▽

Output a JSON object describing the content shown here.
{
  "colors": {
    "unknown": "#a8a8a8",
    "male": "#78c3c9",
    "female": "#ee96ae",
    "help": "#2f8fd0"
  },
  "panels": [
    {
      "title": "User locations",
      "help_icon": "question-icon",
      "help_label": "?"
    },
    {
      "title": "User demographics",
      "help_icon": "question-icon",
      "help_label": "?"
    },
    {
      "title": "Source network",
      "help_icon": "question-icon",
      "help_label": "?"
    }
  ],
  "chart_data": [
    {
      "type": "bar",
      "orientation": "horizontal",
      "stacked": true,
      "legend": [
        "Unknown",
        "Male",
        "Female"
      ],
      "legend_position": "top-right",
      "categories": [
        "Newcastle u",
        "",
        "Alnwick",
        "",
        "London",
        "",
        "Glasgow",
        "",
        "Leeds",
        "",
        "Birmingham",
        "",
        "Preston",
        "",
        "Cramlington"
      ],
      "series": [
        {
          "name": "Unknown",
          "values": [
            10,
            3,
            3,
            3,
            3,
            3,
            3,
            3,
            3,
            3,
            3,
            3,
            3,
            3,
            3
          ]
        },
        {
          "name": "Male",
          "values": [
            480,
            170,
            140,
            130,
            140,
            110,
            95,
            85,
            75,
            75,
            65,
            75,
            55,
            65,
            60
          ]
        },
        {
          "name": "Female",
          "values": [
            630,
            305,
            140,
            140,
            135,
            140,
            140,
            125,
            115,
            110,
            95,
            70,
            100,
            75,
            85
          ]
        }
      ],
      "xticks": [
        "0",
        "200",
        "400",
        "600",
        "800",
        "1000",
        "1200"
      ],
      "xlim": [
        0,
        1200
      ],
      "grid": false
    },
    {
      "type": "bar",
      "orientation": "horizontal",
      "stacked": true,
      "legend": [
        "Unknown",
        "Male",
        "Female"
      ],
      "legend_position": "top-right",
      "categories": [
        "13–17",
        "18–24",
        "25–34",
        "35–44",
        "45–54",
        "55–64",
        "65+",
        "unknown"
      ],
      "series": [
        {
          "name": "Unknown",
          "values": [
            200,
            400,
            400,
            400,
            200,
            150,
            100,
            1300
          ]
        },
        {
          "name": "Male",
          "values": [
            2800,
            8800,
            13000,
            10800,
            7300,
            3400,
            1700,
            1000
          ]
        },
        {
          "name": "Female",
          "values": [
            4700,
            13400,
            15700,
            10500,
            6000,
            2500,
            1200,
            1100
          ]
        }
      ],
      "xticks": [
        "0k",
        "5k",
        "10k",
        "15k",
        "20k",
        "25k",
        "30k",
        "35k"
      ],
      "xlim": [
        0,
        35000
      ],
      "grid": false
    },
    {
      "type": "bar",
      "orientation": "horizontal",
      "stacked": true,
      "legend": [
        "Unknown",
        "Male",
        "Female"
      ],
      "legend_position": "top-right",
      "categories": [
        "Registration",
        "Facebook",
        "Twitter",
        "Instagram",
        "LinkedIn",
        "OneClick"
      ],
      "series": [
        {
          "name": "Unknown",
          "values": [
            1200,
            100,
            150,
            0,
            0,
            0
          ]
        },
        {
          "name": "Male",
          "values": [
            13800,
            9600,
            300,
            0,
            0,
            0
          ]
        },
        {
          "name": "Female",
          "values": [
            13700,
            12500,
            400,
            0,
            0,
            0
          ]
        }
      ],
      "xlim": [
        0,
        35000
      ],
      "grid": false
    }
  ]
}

△

What you will do:
Reproduce the material precisely, including every line.

Reply to the task:
Output a JSON object describing the content shown here.
{
  "colors": {
    "unknown": "#a8a8a8",
    "male": "#78c3c9",
    "female": "#ee96ae",
    "help": "#2f8fd0"
  },
  "panels": [
    {
      "title": "User locations",
      "help_icon": "question-icon",
      "help_label": "?"
    },
    {
      "title": "User demographics",
      "help_icon": "question-icon",
      "help_label": "?"
    },
    {
      "title": "Source network",
      "help_icon": "question-icon",
      "help_label": "?"
    }
  ],
  "chart_data": [
    {
      "type": "bar",
      "orientation": "horizontal",
      "stacked": true,
      "legend": [
        "Unknown",
        "Male",
        "Female"
      ],
      "legend_position": "top-right",
      "categories": [
        "Newcastle u",
        "",
        "Alnwick",
        "",
        "London",
        "",
        "Glasgow",
        "",
        "Leeds",
        "",
        "Birmingham",
        "",
        "Preston",
        "",
        "Cramlington"
      ],
      "series": [
        {
          "name": "Unknown",
          "values": [
            10,
            3,
            3,
            3,
            3,
            3,
            3,
            3,
            3,
            3,
            3,
            3,
            3,
            3,
            3
          ]
        },
        {
          "name": "Male",
          "values": [
            480,
            170,
            140,
            130,
            140,
            110,
            95,
            85,
            75,
            75,
            65,
            75,
            55,
            65,
            60
          ]
        },
        {
          "name": "Female",
          "values": [
            630,
            305,
            140,
            140,
            135,
            140,
            140,
            125,
            115,
            110,
            95,
            70,
            100,
            75,
            85
          ]
        }
      ],
      "xticks": [
        "0",
        "200",
        "400",
        "600",
        "800",
        "1000",
        "1200"
      ],
      "xlim": [
        0,
        1200
      ],
      "grid": false
    },
    {
      "type": "bar",
      "orientation": "horizontal",
      "stacked": true,
      "legend": [
        "Unknown",
        "Male",
        "Female"
      ],
      "legend_position": "top-right",
      "categories": [
        "13–17",
        "18–24",
        "25–34",
        "35–44",
        "45–54",
        "55–64",
        "65+",
        "unknown"
      ],
      "series": [
        {
          "name": "Unknown",
          "values": [
            200,
            400,
            400,
            400,
            200,
            150,
            100,
            1300
          ]
        },
        {
          "name": "Male",
          "values": [
            2800,
            8800,
            13000,
            10800,
            7300,
            3400,
            1700,
            1000
          ]
        },
        {
          "name": "Female",
          "values": [
            4700,
            13400,
            15700,
            10500,
            6000,
            2500,
            1200,
            1100
          ]
        }
      ],
      "xticks": [
        "0k",
        "5k",
        "10k",
        "15k",
        "20k",
        "25k",
        "30k",
        "35k"
      ],
      "xlim": [
        0,
        35000
      ],
      "grid": false
    },
    {
      "type": "bar",
      "orientation": "horizontal",
      "stacked": true,
      "legend": [
        "Unknown",
        "Male",
        "Female"
      ],
      "legend_position": "top-right",
      "categories": [
        "Registration",
        "Facebook",
        "Twitter",
        "Instagram",
        "LinkedIn",
        "OneClick"
      ],
      "series": [
        {
          "name": "Unknown",
          "values": [
            1200,
            100,
            150,
            0,
            0,
            0
          ]
        },
        {
          "name": "Male",
          "values": [
            13800,
            9600,
            300,
            0,
            0,
            0
          ]
        },
        {
          "name": "Female",
          "values": [
            13700,
            12500,
            400,
            0,
            0,
            0
          ]
        }
      ],
      "xlim": [
        0,
        35000
      ],
      "grid": false
    }
  ]
}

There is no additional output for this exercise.